▶ _WHAT YOU HAVE TO DO_
Identify and pull out each line of the entries in which "this" occurs.

━━ ENTRIES ━━

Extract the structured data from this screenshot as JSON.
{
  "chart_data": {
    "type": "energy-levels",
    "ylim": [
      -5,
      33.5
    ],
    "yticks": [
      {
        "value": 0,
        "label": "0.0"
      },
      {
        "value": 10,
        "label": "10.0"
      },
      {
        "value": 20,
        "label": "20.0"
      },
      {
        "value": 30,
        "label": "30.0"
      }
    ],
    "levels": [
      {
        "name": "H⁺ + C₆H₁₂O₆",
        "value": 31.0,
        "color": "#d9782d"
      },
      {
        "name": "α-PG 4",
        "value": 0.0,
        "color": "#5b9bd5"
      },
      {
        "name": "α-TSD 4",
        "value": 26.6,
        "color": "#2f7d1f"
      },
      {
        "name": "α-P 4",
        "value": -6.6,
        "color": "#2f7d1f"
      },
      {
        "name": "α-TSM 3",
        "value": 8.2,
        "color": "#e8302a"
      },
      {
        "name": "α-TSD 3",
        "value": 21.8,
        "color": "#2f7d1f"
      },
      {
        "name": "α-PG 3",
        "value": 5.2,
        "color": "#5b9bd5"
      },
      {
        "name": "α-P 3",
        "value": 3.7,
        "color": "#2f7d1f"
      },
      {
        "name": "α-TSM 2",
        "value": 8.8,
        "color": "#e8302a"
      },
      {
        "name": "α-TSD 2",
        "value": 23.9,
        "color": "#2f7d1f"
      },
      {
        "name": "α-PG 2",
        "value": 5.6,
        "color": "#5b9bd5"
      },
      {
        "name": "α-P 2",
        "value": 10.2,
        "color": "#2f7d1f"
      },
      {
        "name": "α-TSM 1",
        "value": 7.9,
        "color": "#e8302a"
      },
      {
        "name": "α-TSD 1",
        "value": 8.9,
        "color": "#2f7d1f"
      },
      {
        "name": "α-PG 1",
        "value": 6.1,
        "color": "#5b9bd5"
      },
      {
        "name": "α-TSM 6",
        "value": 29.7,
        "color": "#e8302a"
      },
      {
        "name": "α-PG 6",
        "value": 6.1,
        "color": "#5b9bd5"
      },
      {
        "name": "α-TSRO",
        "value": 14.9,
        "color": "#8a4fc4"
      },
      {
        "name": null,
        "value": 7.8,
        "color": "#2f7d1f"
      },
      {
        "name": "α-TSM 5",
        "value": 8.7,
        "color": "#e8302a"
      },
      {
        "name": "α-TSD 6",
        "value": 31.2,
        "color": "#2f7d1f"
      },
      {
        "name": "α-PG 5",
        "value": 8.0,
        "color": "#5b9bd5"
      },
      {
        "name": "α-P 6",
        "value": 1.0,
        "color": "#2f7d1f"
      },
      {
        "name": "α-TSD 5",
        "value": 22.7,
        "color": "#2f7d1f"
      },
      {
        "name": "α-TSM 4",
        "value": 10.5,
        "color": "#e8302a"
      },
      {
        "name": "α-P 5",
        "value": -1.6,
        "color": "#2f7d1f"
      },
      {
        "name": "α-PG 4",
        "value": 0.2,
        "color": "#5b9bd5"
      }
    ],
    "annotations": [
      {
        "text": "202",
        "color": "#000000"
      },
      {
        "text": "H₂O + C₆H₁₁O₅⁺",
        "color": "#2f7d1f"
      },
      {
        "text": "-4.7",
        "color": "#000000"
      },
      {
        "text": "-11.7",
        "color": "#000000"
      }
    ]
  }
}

━━━
━━ ENTRIES ━━

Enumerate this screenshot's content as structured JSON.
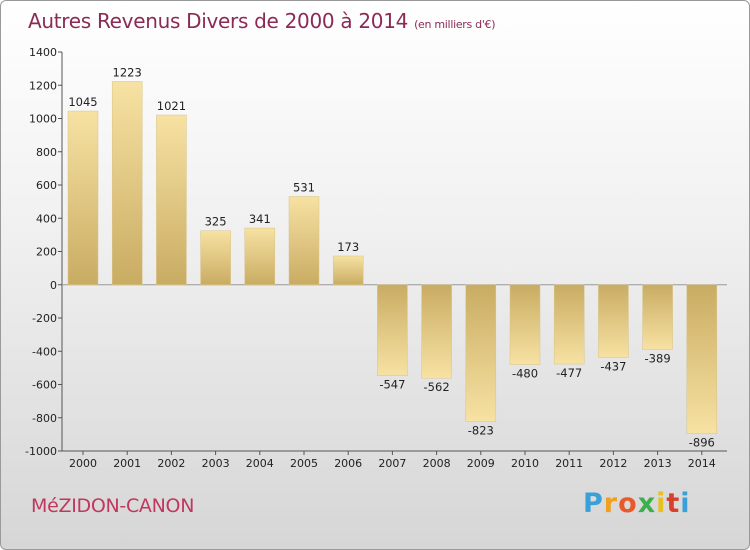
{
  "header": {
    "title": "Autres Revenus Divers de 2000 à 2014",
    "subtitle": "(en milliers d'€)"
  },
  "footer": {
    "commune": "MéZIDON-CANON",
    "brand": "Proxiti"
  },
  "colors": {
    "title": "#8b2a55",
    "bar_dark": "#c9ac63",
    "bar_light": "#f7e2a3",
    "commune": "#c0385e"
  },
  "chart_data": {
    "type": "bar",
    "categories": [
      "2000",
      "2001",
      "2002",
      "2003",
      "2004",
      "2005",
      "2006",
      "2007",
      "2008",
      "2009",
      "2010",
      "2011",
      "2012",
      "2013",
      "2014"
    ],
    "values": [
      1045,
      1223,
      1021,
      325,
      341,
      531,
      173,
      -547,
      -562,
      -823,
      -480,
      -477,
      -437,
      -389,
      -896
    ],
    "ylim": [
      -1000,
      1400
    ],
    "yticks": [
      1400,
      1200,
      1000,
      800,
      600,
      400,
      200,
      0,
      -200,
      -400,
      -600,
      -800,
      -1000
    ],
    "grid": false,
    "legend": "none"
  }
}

━━━
━━ ENTRIES ━━

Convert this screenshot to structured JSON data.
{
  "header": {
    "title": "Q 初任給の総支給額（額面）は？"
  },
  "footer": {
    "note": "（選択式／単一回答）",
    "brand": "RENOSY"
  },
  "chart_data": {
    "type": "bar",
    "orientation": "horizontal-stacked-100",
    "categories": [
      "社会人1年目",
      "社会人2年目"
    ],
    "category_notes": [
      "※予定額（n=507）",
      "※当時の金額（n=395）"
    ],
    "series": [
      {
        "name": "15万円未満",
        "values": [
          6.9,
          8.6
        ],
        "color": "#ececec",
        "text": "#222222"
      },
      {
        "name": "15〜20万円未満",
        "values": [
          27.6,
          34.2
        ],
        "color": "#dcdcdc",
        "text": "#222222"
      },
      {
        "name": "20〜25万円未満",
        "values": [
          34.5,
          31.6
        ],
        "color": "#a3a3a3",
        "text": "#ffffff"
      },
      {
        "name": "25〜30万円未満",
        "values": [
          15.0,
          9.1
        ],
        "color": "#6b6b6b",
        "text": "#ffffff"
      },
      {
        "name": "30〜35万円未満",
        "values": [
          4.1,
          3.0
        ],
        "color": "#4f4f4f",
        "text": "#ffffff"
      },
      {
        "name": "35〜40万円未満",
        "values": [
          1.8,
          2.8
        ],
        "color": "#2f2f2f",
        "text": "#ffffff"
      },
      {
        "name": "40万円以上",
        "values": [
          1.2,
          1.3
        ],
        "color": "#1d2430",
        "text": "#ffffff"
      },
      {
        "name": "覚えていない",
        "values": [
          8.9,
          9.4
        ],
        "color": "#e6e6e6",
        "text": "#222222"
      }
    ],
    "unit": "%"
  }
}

━━━

▶ _EXERCISE OUTPUT_
Extract the structured data from this screenshot as JSON.
Enumerate this screenshot's content as structured JSON.
Convert this screenshot to structured JSON data.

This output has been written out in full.